● What is asked
Output each line of the material exactly as it stands.

[Records contained in a dataset]
○ ○ ○ ○
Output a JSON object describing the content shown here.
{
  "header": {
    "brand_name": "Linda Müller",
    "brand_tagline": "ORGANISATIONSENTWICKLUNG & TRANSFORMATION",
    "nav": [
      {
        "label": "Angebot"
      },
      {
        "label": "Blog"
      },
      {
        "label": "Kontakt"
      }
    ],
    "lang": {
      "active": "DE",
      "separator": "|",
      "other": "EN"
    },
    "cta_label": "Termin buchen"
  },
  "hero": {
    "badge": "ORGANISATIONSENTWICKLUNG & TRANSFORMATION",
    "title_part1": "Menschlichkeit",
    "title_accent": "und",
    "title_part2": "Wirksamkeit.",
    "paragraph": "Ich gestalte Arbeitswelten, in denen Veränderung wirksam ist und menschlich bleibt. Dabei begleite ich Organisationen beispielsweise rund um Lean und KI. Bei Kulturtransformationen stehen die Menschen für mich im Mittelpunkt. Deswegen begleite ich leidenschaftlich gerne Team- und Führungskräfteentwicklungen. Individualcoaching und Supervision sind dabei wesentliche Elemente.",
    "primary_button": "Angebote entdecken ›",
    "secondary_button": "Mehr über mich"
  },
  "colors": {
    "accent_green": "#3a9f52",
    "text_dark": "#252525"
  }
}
○ ○ ○ ○
● Response to the task
Output a JSON object describing the content shown here.
{
  "header": {
    "brand_name": "Linda Müller",
    "brand_tagline": "ORGANISATIONSENTWICKLUNG & TRANSFORMATION",
    "nav": [
      {
        "label": "Angebot"
      },
      {
        "label": "Blog"
      },
      {
        "label": "Kontakt"
      }
    ],
    "lang": {
      "active": "DE",
      "separator": "|",
      "other": "EN"
    },
    "cta_label": "Termin buchen"
  },
  "hero": {
    "badge": "ORGANISATIONSENTWICKLUNG & TRANSFORMATION",
    "title_part1": "Menschlichkeit",
    "title_accent": "und",
    "title_part2": "Wirksamkeit.",
    "paragraph": "Ich gestalte Arbeitswelten, in denen Veränderung wirksam ist und menschlich bleibt. Dabei begleite ich Organisationen beispielsweise rund um Lean und KI. Bei Kulturtransformationen stehen die Menschen für mich im Mittelpunkt. Deswegen begleite ich leidenschaftlich gerne Team- und Führungskräfteentwicklungen. Individualcoaching und Supervision sind dabei wesentliche Elemente.",
    "primary_button": "Angebote entdecken ›",
    "secondary_button": "Mehr über mich"
  },
  "colors": {
    "accent_green": "#3a9f52",
    "text_dark": "#252525"
  }
}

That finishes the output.